▶ **Instruction**: Read the data and repeat all of it exactly.
---------- Dataset ----------
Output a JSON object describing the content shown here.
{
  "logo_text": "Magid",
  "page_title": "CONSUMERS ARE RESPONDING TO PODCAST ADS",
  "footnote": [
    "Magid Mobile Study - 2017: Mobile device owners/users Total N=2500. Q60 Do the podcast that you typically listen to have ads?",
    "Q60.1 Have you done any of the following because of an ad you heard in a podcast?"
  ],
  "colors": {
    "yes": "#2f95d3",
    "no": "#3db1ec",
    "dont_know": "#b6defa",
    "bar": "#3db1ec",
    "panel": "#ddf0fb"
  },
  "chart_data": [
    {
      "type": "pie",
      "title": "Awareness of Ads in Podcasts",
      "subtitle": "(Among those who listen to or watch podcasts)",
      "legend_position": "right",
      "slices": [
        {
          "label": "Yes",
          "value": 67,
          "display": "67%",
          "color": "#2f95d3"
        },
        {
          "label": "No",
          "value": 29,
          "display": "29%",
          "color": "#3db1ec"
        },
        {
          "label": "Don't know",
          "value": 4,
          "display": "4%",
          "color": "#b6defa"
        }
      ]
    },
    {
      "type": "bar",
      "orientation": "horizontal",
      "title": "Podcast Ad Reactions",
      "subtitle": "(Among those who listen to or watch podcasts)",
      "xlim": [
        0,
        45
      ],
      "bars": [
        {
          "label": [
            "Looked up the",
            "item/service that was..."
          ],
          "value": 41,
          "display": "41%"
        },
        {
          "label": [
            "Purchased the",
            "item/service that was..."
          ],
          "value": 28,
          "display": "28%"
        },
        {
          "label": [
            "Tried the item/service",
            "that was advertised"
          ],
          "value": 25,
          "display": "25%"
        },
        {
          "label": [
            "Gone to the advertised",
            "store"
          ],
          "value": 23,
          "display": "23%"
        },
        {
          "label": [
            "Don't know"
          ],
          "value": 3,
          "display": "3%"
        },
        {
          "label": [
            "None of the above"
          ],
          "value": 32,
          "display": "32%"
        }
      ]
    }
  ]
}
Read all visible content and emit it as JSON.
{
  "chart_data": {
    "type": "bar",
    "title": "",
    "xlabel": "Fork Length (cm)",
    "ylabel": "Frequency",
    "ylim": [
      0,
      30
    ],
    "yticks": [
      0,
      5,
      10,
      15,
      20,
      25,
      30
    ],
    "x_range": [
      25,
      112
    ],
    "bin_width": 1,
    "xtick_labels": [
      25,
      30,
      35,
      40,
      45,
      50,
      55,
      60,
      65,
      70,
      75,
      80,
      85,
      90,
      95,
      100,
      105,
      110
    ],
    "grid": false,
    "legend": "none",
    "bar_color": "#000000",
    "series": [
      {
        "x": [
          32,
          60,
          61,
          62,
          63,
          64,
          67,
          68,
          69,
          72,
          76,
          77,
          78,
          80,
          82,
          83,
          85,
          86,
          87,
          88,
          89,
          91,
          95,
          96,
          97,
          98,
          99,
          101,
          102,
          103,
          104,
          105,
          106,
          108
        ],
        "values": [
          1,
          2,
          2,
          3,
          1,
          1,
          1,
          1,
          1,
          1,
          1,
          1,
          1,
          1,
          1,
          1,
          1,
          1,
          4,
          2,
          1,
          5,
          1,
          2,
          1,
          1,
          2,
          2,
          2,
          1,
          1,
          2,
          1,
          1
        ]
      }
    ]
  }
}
----------
▶ **Solution**:
Output a JSON object describing the content shown here.
{
  "logo_text": "Magid",
  "page_title": "CONSUMERS ARE RESPONDING TO PODCAST ADS",
  "footnote": [
    "Magid Mobile Study - 2017: Mobile device owners/users Total N=2500. Q60 Do the podcast that you typically listen to have ads?",
    "Q60.1 Have you done any of the following because of an ad you heard in a podcast?"
  ],
  "colors": {
    "yes": "#2f95d3",
    "no": "#3db1ec",
    "dont_know": "#b6defa",
    "bar": "#3db1ec",
    "panel": "#ddf0fb"
  },
  "chart_data": [
    {
      "type": "pie",
      "title": "Awareness of Ads in Podcasts",
      "subtitle": "(Among those who listen to or watch podcasts)",
      "legend_position": "right",
      "slices": [
        {
          "label": "Yes",
          "value": 67,
          "display": "67%",
          "color": "#2f95d3"
        },
        {
          "label": "No",
          "value": 29,
          "display": "29%",
          "color": "#3db1ec"
        },
        {
          "label": "Don't know",
          "value": 4,
          "display": "4%",
          "color": "#b6defa"
        }
      ]
    },
    {
      "type": "bar",
      "orientation": "horizontal",
      "title": "Podcast Ad Reactions",
      "subtitle": "(Among those who listen to or watch podcasts)",
      "xlim": [
        0,
        45
      ],
      "bars": [
        {
          "label": [
            "Looked up the",
            "item/service that was..."
          ],
          "value": 41,
          "display": "41%"
        },
        {
          "label": [
            "Purchased the",
            "item/service that was..."
          ],
          "value": 28,
          "display": "28%"
        },
        {
          "label": [
            "Tried the item/service",
            "that was advertised"
          ],
          "value": 25,
          "display": "25%"
        },
        {
          "label": [
            "Gone to the advertised",
            "store"
          ],
          "value": 23,
          "display": "23%"
        },
        {
          "label": [
            "Don't know"
          ],
          "value": 3,
          "display": "3%"
        },
        {
          "label": [
            "None of the above"
          ],
          "value": 32,
          "display": "32%"
        }
      ]
    }
  ]
}
Read all visible content and emit it as JSON.
{
  "chart_data": {
    "type": "bar",
    "title": "",
    "xlabel": "Fork Length (cm)",
    "ylabel": "Frequency",
    "ylim": [
      0,
      30
    ],
    "yticks": [
      0,
      5,
      10,
      15,
      20,
      25,
      30
    ],
    "x_range": [
      25,
      112
    ],
    "bin_width": 1,
    "xtick_labels": [
      25,
      30,
      35,
      40,
      45,
      50,
      55,
      60,
      65,
      70,
      75,
      80,
      85,
      90,
      95,
      100,
      105,
      110
    ],
    "grid": false,
    "legend": "none",
    "bar_color": "#000000",
    "series": [
      {
        "x": [
          32,
          60,
          61,
          62,
          63,
          64,
          67,
          68,
          69,
          72,
          76,
          77,
          78,
          80,
          82,
          83,
          85,
          86,
          87,
          88,
          89,
          91,
          95,
          96,
          97,
          98,
          99,
          101,
          102,
          103,
          104,
          105,
          106,
          108
        ],
        "values": [
          1,
          2,
          2,
          3,
          1,
          1,
          1,
          1,
          1,
          1,
          1,
          1,
          1,
          1,
          1,
          1,
          1,
          1,
          4,
          2,
          1,
          5,
          1,
          2,
          1,
          1,
          2,
          2,
          2,
          1,
          1,
          2,
          1,
          1
        ]
      }
    ]
  }
}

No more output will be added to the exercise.